══ EXCERPTED DATA ══

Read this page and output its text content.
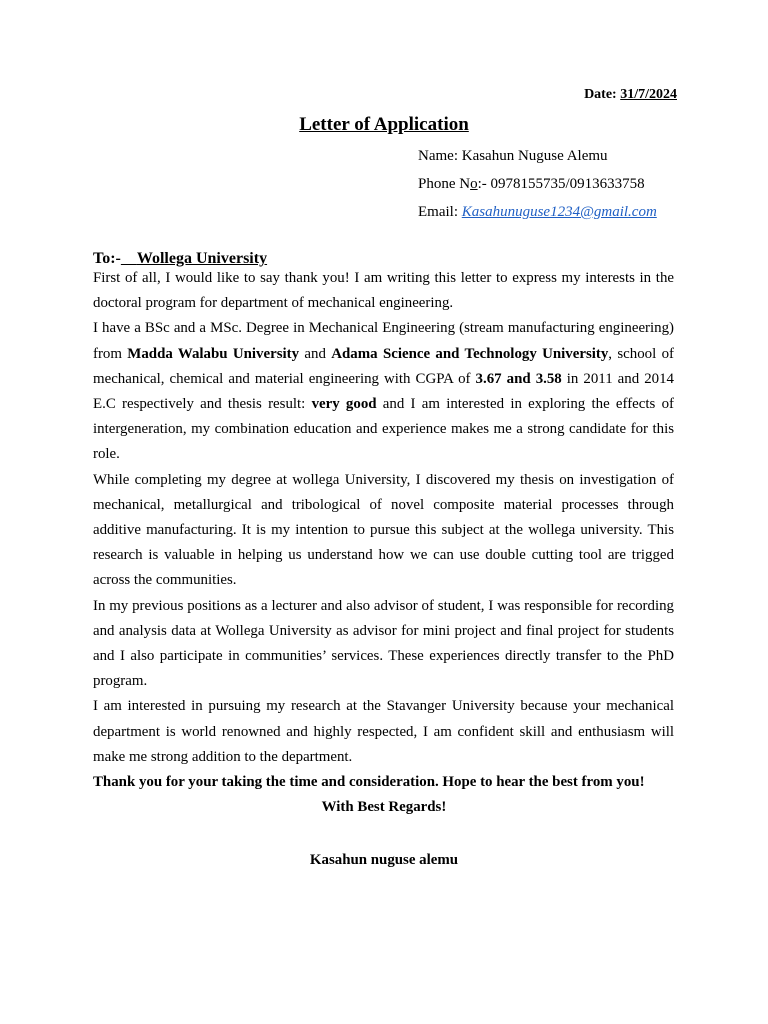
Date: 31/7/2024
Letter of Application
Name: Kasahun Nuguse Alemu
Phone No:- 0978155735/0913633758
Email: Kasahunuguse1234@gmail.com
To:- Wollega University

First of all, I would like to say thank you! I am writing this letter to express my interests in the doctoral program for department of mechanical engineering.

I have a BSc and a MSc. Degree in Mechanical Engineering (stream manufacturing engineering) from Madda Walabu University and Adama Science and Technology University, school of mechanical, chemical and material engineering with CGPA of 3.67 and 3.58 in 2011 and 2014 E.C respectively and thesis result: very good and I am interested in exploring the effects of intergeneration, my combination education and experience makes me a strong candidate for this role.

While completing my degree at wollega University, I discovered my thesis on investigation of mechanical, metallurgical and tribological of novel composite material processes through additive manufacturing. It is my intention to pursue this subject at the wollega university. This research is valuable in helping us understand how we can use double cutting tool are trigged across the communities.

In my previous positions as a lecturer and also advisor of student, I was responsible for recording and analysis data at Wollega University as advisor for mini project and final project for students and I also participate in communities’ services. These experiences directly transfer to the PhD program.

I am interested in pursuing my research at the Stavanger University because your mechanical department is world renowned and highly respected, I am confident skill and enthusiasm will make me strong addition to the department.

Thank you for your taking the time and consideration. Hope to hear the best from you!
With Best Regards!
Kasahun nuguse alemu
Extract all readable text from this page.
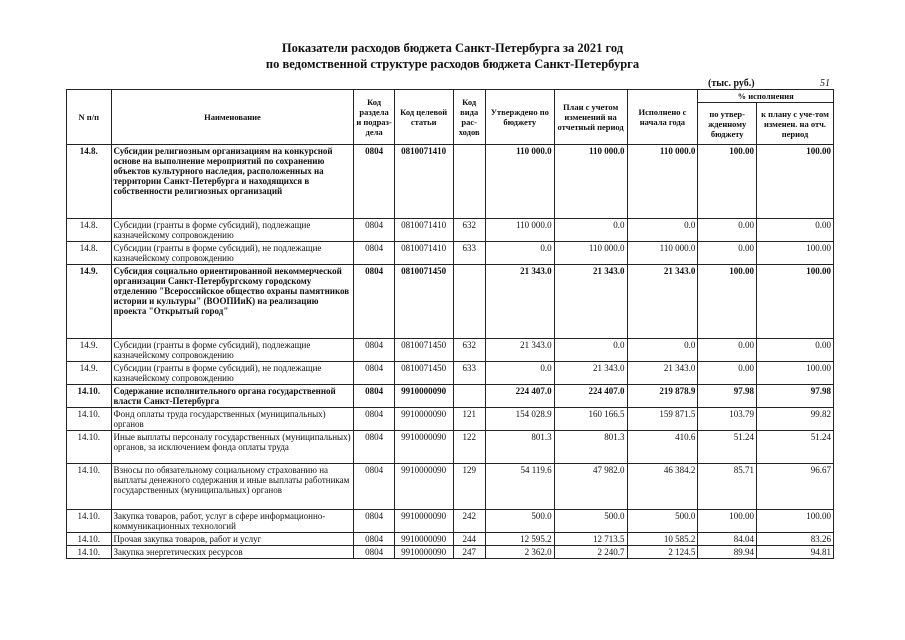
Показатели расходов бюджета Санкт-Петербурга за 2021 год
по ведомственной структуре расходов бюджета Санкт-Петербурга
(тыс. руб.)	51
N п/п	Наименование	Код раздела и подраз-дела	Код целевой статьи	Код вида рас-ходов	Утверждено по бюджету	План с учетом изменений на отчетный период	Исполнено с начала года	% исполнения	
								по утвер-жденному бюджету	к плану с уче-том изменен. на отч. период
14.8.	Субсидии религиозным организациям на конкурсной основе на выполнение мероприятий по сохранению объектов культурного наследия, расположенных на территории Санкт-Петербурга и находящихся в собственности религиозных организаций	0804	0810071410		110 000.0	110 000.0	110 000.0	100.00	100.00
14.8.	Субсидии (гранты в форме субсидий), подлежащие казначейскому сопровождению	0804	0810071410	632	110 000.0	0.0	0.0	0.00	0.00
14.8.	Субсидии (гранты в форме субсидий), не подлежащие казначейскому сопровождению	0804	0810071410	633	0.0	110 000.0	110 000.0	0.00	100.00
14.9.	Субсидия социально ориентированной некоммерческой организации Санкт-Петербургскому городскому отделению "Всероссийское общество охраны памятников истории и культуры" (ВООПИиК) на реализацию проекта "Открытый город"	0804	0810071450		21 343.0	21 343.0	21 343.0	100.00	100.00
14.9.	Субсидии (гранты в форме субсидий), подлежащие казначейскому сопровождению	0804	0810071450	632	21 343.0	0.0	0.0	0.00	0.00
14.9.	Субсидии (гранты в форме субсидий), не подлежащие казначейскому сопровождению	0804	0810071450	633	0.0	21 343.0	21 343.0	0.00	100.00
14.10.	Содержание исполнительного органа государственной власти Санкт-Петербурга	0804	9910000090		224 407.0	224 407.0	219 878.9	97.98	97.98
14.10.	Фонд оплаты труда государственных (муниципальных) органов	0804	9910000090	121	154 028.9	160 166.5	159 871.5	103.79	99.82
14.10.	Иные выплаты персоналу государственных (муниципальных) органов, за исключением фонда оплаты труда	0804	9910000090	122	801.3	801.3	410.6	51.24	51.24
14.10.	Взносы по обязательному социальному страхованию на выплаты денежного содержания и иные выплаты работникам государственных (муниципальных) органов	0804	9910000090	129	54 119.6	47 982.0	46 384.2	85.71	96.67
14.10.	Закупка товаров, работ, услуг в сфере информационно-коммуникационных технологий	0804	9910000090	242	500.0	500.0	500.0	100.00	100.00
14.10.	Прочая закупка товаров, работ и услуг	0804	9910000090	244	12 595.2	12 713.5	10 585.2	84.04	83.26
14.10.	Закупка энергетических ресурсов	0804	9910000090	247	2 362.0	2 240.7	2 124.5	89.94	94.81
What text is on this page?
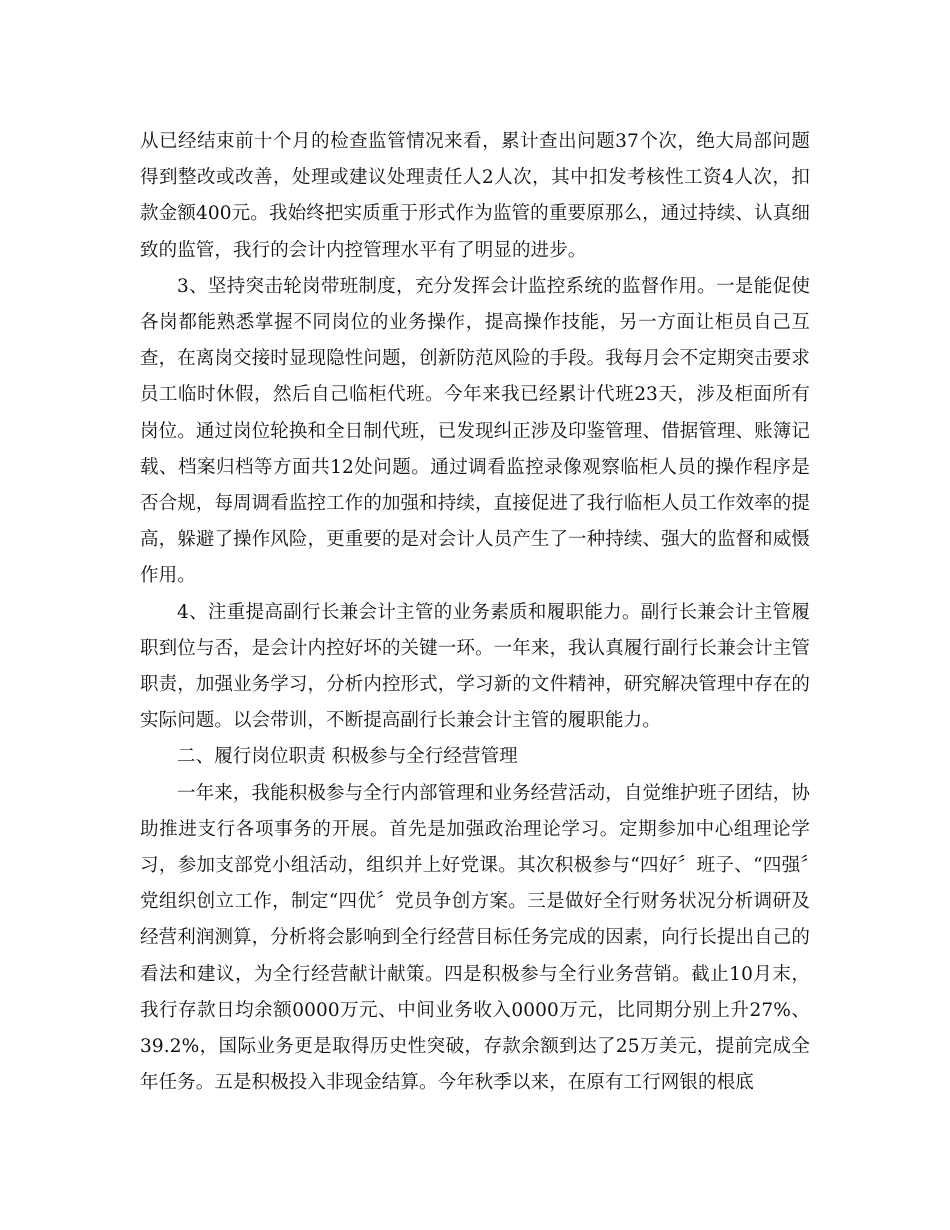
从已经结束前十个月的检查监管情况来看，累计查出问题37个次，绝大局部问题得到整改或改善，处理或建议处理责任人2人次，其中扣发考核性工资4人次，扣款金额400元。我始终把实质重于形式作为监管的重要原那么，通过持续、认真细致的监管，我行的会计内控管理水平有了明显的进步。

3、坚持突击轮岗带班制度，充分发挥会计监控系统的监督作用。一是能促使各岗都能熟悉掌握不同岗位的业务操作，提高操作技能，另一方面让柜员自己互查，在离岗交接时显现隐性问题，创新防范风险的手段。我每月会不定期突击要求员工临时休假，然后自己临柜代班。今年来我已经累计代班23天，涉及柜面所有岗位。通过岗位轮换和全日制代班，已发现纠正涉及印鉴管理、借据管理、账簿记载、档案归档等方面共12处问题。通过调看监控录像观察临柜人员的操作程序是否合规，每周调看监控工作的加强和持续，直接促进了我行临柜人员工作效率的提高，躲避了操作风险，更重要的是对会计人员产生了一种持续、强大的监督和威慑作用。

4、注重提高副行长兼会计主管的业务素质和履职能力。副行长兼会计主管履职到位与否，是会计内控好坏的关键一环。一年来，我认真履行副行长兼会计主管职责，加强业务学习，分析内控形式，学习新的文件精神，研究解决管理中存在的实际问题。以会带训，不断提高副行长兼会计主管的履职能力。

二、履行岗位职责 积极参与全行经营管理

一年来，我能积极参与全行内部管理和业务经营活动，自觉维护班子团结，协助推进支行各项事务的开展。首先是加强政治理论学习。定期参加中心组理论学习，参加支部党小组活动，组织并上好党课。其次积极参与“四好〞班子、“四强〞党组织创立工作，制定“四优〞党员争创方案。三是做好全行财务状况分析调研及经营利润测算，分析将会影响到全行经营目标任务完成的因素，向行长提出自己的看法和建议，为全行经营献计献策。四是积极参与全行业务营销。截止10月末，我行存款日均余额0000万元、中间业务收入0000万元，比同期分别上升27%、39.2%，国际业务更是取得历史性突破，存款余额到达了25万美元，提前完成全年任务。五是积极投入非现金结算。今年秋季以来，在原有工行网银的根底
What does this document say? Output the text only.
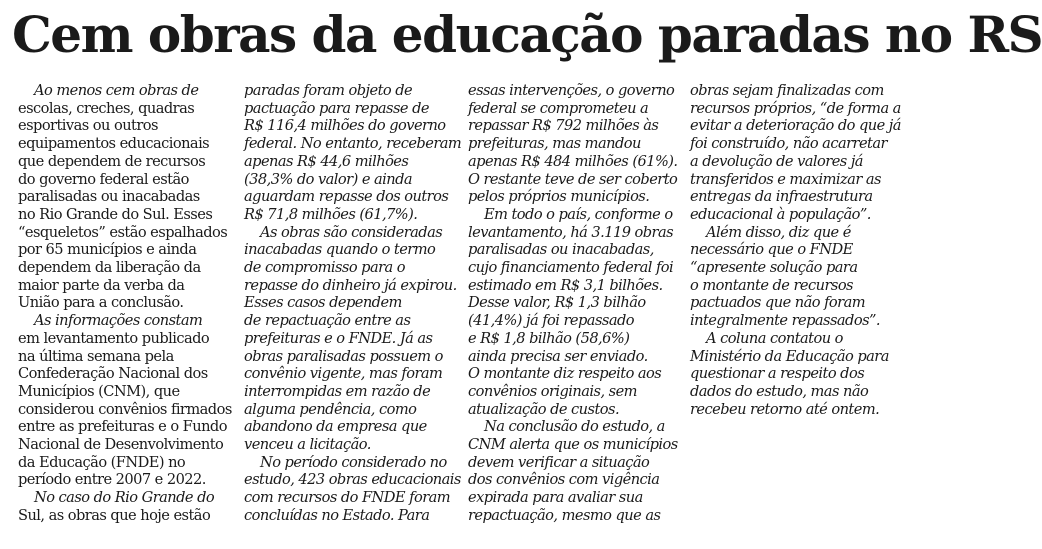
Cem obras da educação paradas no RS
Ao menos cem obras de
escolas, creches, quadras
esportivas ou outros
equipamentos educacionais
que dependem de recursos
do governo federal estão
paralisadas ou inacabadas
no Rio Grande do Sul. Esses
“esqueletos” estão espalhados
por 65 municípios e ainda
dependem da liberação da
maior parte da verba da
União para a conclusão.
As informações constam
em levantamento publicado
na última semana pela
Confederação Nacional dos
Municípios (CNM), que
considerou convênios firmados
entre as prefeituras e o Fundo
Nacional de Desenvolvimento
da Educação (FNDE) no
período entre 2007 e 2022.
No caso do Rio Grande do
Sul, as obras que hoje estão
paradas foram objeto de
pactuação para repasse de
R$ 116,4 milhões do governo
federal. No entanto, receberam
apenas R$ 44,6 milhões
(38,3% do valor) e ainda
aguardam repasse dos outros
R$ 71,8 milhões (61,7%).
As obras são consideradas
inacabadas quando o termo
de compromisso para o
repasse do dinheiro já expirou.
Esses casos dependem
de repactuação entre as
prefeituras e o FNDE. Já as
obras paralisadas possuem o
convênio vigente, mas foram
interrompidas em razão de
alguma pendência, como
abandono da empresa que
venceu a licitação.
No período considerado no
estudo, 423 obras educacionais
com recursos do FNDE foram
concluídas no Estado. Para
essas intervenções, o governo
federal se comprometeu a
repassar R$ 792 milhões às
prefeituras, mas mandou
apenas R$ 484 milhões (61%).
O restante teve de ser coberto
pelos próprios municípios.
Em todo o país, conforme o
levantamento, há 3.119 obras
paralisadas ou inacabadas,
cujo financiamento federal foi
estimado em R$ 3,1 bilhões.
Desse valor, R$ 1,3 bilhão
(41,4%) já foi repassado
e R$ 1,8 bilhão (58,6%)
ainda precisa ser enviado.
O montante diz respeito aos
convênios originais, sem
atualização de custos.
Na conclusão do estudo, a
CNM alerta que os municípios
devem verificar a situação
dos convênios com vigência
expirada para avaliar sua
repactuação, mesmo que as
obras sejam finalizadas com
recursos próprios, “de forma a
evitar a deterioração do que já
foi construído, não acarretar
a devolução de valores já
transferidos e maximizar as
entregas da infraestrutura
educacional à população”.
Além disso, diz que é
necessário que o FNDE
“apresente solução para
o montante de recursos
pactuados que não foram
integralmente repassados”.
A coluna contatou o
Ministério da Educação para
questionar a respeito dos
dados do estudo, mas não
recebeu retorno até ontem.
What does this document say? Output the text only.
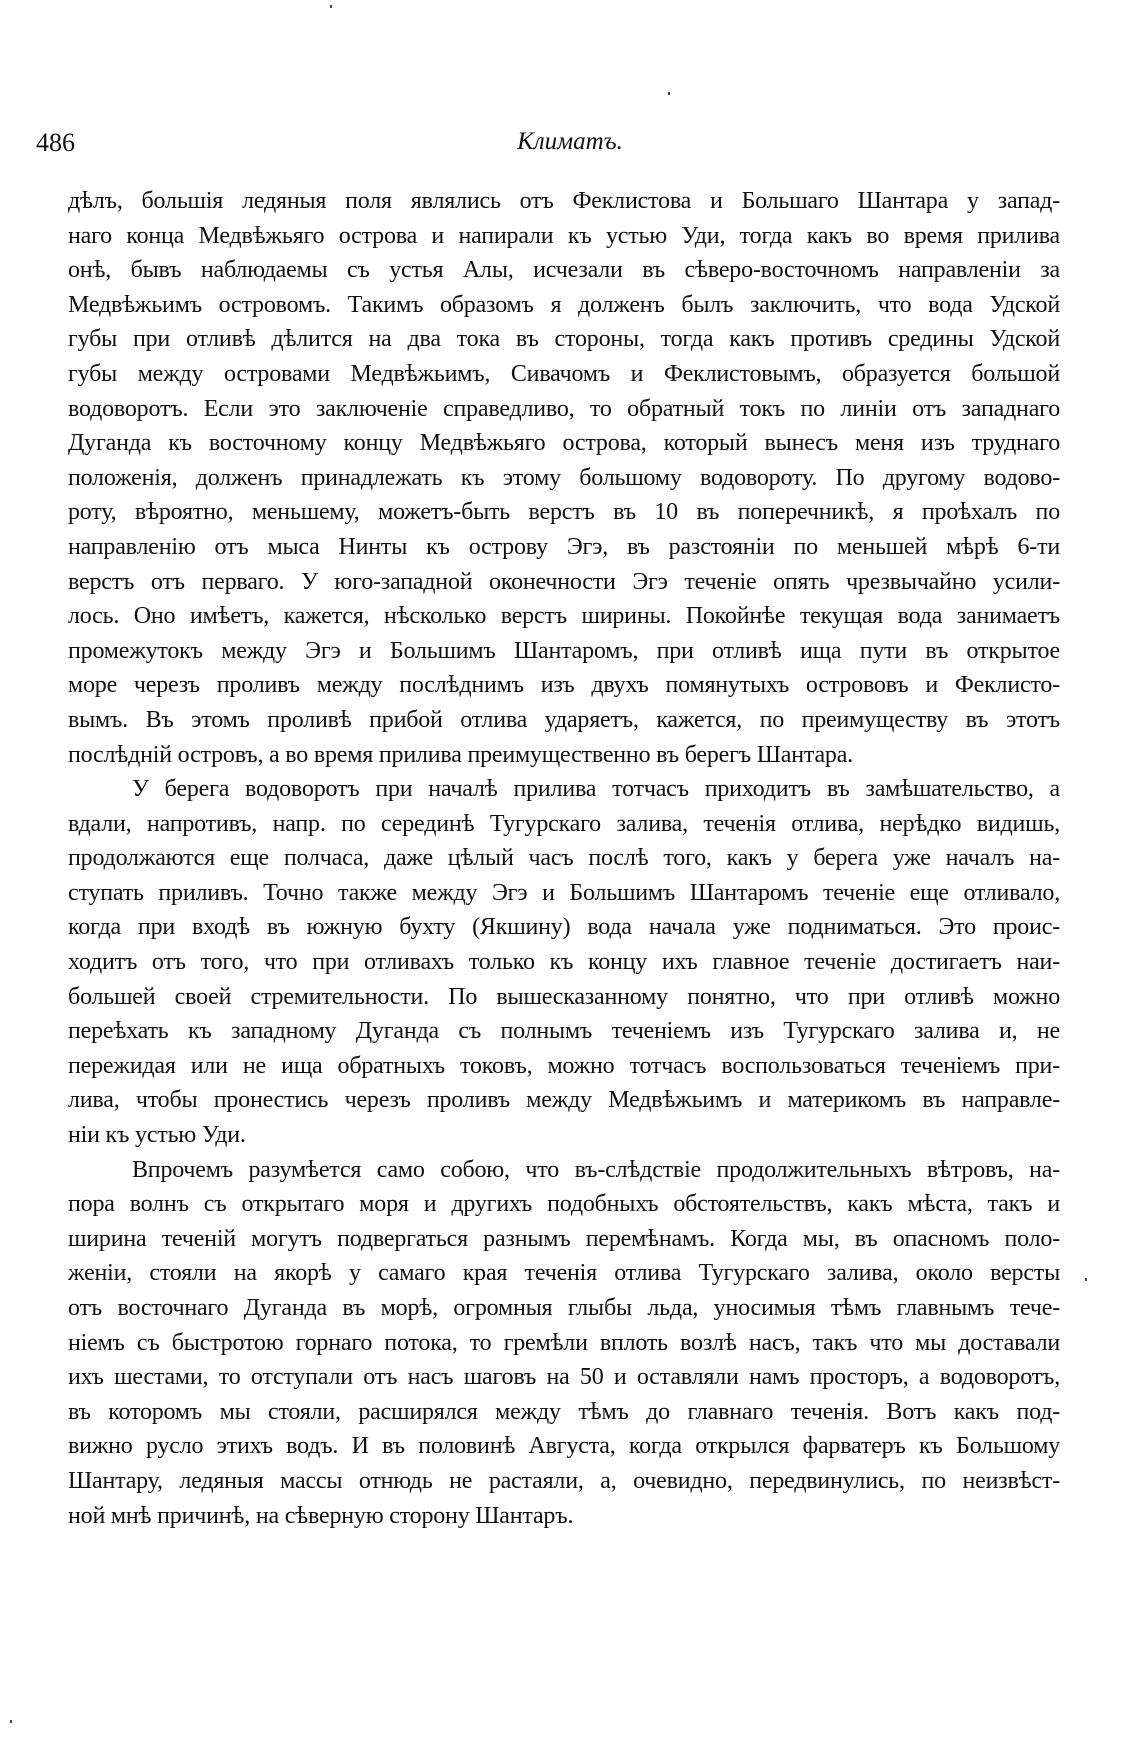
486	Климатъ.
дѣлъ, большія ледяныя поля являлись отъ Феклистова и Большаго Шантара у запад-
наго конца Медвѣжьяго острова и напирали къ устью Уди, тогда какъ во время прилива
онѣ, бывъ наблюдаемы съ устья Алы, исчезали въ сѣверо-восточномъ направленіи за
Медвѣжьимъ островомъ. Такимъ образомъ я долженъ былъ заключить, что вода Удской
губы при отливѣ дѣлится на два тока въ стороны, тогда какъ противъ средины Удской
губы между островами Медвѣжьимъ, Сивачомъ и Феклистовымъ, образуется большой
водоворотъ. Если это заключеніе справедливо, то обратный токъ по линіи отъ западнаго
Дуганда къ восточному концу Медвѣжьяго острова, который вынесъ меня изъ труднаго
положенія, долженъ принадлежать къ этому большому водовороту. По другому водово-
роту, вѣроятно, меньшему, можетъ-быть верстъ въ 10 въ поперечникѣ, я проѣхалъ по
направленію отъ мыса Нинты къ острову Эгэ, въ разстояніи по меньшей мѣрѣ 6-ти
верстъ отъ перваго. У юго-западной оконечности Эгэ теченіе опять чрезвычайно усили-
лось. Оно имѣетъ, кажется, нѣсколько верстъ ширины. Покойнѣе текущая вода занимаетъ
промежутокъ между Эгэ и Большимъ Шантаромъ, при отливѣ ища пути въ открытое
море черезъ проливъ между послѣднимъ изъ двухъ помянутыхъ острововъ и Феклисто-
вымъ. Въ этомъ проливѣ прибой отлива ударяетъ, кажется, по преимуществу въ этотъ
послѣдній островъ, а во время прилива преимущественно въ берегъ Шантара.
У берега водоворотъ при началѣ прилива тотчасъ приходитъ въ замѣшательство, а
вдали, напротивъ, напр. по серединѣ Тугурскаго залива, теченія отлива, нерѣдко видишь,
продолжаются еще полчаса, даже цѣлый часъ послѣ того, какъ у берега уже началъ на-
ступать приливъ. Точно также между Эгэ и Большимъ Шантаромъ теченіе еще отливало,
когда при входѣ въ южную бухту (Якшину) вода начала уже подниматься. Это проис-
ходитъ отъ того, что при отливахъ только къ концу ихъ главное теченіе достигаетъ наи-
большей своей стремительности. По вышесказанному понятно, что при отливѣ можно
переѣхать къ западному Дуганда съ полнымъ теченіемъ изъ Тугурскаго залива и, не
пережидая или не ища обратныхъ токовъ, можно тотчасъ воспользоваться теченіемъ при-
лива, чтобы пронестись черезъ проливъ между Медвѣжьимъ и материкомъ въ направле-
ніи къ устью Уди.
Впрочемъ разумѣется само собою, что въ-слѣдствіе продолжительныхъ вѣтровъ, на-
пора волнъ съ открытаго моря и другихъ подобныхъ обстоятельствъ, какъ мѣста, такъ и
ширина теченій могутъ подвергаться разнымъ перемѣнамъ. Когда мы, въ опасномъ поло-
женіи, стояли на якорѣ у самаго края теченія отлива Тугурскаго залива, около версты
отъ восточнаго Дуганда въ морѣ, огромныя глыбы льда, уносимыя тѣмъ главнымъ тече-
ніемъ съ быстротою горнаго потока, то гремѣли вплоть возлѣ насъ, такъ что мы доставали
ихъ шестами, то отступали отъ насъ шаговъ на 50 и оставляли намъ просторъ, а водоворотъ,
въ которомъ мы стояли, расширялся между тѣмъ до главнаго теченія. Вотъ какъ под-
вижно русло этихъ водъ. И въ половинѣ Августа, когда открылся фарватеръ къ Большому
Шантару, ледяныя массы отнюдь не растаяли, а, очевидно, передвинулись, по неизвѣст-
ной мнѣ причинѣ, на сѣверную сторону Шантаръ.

═══

> **WHAT YOU WILL DO**:
Which lines above hold the word "ледяныя"? Copy each of them.

> **RESPONSE FOR THIS EXERCISE**:
дѣлъ, большія ледяныя поля являлись отъ Феклистова и Большаго Шантара у запад-
Шантару, ледяныя массы отнюдь не растаяли, а, очевидно, передвинулись, по неизвѣст-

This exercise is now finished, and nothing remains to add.